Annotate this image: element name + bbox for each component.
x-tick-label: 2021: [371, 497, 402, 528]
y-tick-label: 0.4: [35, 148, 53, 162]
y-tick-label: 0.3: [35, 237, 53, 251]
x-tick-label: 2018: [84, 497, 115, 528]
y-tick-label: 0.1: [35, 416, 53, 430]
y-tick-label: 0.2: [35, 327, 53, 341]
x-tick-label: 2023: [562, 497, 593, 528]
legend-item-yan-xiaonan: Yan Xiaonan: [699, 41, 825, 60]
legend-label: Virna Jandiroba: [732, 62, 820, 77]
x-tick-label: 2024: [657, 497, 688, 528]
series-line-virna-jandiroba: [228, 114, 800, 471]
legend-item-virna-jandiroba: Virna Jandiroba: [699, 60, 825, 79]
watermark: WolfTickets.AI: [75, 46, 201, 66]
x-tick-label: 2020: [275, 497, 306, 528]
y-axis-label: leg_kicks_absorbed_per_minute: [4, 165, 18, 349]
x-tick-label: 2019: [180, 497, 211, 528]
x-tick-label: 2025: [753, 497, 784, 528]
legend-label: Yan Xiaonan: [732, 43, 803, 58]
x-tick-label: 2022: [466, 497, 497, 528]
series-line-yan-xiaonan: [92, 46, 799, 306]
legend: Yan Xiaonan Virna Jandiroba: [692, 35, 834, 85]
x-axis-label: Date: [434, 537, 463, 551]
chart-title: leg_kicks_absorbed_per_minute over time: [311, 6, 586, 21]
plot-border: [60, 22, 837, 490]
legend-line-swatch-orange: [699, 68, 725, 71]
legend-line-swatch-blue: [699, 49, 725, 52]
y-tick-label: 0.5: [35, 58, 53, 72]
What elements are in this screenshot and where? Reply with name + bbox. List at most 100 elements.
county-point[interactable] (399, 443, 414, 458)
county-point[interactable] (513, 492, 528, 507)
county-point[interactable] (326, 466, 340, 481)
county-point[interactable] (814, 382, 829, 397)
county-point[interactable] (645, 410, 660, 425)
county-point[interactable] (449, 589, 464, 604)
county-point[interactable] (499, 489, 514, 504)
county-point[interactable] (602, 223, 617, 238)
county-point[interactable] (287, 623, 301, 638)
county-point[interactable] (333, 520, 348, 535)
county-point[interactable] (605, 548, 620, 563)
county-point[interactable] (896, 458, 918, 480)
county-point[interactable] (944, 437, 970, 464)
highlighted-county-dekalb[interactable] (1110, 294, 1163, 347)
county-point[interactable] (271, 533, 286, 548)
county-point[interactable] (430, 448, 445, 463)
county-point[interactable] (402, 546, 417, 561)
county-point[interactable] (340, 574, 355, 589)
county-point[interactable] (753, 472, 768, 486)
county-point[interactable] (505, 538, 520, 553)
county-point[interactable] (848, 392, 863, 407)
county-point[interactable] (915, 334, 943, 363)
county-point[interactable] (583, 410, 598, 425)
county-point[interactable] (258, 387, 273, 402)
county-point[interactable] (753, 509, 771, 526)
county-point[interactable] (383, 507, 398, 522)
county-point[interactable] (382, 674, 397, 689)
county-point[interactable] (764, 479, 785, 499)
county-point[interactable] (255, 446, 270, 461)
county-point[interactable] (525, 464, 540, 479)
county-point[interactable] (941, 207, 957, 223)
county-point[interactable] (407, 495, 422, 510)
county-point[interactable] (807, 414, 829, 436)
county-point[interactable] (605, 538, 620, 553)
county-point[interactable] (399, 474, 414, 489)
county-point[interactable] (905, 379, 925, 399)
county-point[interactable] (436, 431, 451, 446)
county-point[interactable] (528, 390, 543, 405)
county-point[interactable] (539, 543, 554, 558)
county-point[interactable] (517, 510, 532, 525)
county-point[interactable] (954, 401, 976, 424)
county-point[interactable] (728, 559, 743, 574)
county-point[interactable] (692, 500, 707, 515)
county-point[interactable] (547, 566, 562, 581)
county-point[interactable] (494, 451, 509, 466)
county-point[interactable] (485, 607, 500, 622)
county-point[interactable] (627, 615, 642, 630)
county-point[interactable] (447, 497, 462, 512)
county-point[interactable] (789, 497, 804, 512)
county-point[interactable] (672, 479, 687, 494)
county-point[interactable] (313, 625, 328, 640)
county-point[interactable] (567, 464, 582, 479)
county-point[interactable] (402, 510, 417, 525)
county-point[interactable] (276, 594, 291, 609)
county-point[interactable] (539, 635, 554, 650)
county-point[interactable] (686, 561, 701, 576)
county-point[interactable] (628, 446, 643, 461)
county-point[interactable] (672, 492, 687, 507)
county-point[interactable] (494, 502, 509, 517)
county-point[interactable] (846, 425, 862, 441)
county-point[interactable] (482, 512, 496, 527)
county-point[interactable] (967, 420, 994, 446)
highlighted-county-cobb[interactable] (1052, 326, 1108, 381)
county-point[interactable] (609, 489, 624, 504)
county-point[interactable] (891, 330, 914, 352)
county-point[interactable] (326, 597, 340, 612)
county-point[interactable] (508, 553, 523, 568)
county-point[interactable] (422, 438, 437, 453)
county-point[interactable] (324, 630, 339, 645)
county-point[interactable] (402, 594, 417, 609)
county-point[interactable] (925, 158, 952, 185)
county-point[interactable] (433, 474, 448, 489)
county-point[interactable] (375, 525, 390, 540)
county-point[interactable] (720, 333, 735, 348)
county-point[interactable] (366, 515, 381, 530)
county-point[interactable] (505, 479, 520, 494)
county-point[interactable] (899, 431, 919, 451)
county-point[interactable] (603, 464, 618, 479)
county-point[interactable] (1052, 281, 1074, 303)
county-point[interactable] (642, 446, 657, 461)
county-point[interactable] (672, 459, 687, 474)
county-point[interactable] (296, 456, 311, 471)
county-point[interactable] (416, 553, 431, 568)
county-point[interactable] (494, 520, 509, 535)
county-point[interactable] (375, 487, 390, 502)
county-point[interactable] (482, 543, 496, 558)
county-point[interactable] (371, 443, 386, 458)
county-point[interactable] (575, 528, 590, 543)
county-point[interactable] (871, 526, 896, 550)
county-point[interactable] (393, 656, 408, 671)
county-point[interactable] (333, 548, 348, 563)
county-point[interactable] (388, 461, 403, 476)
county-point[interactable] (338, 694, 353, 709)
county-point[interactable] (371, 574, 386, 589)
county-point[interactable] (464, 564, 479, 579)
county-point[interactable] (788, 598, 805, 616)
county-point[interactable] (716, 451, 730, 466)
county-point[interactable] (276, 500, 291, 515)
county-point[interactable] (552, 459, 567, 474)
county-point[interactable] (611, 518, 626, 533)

_ _ _ _ _ _ _

* EXERCISE BRIEF
Reproduce every one of the lines above verbatim, from the first through the last.

* RESULT FOR THIS TASK
Annotate this image: element name + bbox for each component.
x-tick-label: 2021: [371, 497, 402, 528]
y-tick-label: 0.4: [35, 148, 53, 162]
y-tick-label: 0.3: [35, 237, 53, 251]
x-tick-label: 2018: [84, 497, 115, 528]
y-tick-label: 0.1: [35, 416, 53, 430]
y-tick-label: 0.2: [35, 327, 53, 341]
x-tick-label: 2023: [562, 497, 593, 528]
legend-item-yan-xiaonan: Yan Xiaonan: [699, 41, 825, 60]
legend-label: Virna Jandiroba: [732, 62, 820, 77]
x-tick-label: 2024: [657, 497, 688, 528]
series-line-virna-jandiroba: [228, 114, 800, 471]
legend-item-virna-jandiroba: Virna Jandiroba: [699, 60, 825, 79]
watermark: WolfTickets.AI: [75, 46, 201, 66]
x-tick-label: 2020: [275, 497, 306, 528]
y-axis-label: leg_kicks_absorbed_per_minute: [4, 165, 18, 349]
x-tick-label: 2019: [180, 497, 211, 528]
x-tick-label: 2025: [753, 497, 784, 528]
legend-label: Yan Xiaonan: [732, 43, 803, 58]
x-tick-label: 2022: [466, 497, 497, 528]
series-line-yan-xiaonan: [92, 46, 799, 306]
legend: Yan Xiaonan Virna Jandiroba: [692, 35, 834, 85]
x-axis-label: Date: [434, 537, 463, 551]
chart-title: leg_kicks_absorbed_per_minute over time: [311, 6, 586, 21]
plot-border: [60, 22, 837, 490]
legend-line-swatch-orange: [699, 68, 725, 71]
legend-line-swatch-blue: [699, 49, 725, 52]
y-tick-label: 0.5: [35, 58, 53, 72]
What elements are in this screenshot and where? Reply with name + bbox. List at most 100 elements.
county-point[interactable] (399, 443, 414, 458)
county-point[interactable] (513, 492, 528, 507)
county-point[interactable] (326, 466, 340, 481)
county-point[interactable] (814, 382, 829, 397)
county-point[interactable] (645, 410, 660, 425)
county-point[interactable] (449, 589, 464, 604)
county-point[interactable] (499, 489, 514, 504)
county-point[interactable] (602, 223, 617, 238)
county-point[interactable] (287, 623, 301, 638)
county-point[interactable] (333, 520, 348, 535)
county-point[interactable] (605, 548, 620, 563)
county-point[interactable] (896, 458, 918, 480)
county-point[interactable] (944, 437, 970, 464)
highlighted-county-dekalb[interactable] (1110, 294, 1163, 347)
county-point[interactable] (271, 533, 286, 548)
county-point[interactable] (430, 448, 445, 463)
county-point[interactable] (402, 546, 417, 561)
county-point[interactable] (340, 574, 355, 589)
county-point[interactable] (753, 472, 768, 486)
county-point[interactable] (505, 538, 520, 553)
county-point[interactable] (848, 392, 863, 407)
county-point[interactable] (915, 334, 943, 363)
county-point[interactable] (583, 410, 598, 425)
county-point[interactable] (258, 387, 273, 402)
county-point[interactable] (753, 509, 771, 526)
county-point[interactable] (383, 507, 398, 522)
county-point[interactable] (382, 674, 397, 689)
county-point[interactable] (764, 479, 785, 499)
county-point[interactable] (255, 446, 270, 461)
county-point[interactable] (525, 464, 540, 479)
county-point[interactable] (941, 207, 957, 223)
county-point[interactable] (407, 495, 422, 510)
county-point[interactable] (807, 414, 829, 436)
county-point[interactable] (605, 538, 620, 553)
county-point[interactable] (399, 474, 414, 489)
county-point[interactable] (905, 379, 925, 399)
county-point[interactable] (436, 431, 451, 446)
county-point[interactable] (528, 390, 543, 405)
county-point[interactable] (539, 543, 554, 558)
county-point[interactable] (517, 510, 532, 525)
county-point[interactable] (954, 401, 976, 424)
county-point[interactable] (728, 559, 743, 574)
county-point[interactable] (692, 500, 707, 515)
county-point[interactable] (547, 566, 562, 581)
county-point[interactable] (494, 451, 509, 466)
county-point[interactable] (485, 607, 500, 622)
county-point[interactable] (627, 615, 642, 630)
county-point[interactable] (447, 497, 462, 512)
county-point[interactable] (789, 497, 804, 512)
county-point[interactable] (672, 479, 687, 494)
county-point[interactable] (313, 625, 328, 640)
county-point[interactable] (567, 464, 582, 479)
county-point[interactable] (402, 510, 417, 525)
county-point[interactable] (276, 594, 291, 609)
county-point[interactable] (539, 635, 554, 650)
county-point[interactable] (686, 561, 701, 576)
county-point[interactable] (628, 446, 643, 461)
county-point[interactable] (672, 492, 687, 507)
county-point[interactable] (494, 502, 509, 517)
county-point[interactable] (846, 425, 862, 441)
county-point[interactable] (482, 512, 496, 527)
county-point[interactable] (967, 420, 994, 446)
highlighted-county-cobb[interactable] (1052, 326, 1108, 381)
county-point[interactable] (609, 489, 624, 504)
county-point[interactable] (891, 330, 914, 352)
county-point[interactable] (326, 597, 340, 612)
county-point[interactable] (508, 553, 523, 568)
county-point[interactable] (422, 438, 437, 453)
county-point[interactable] (324, 630, 339, 645)
county-point[interactable] (402, 594, 417, 609)
county-point[interactable] (925, 158, 952, 185)
county-point[interactable] (433, 474, 448, 489)
county-point[interactable] (375, 525, 390, 540)
county-point[interactable] (720, 333, 735, 348)
county-point[interactable] (366, 515, 381, 530)
county-point[interactable] (505, 479, 520, 494)
county-point[interactable] (899, 431, 919, 451)
county-point[interactable] (603, 464, 618, 479)
county-point[interactable] (1052, 281, 1074, 303)
county-point[interactable] (642, 446, 657, 461)
county-point[interactable] (672, 459, 687, 474)
county-point[interactable] (296, 456, 311, 471)
county-point[interactable] (416, 553, 431, 568)
county-point[interactable] (494, 520, 509, 535)
county-point[interactable] (375, 487, 390, 502)
county-point[interactable] (482, 543, 496, 558)
county-point[interactable] (371, 443, 386, 458)
county-point[interactable] (575, 528, 590, 543)
county-point[interactable] (871, 526, 896, 550)
county-point[interactable] (393, 656, 408, 671)
county-point[interactable] (333, 548, 348, 563)
county-point[interactable] (388, 461, 403, 476)
county-point[interactable] (338, 694, 353, 709)
county-point[interactable] (371, 574, 386, 589)
county-point[interactable] (464, 564, 479, 579)
county-point[interactable] (788, 598, 805, 616)
county-point[interactable] (716, 451, 730, 466)
county-point[interactable] (276, 500, 291, 515)
county-point[interactable] (552, 459, 567, 474)
county-point[interactable] (611, 518, 626, 533)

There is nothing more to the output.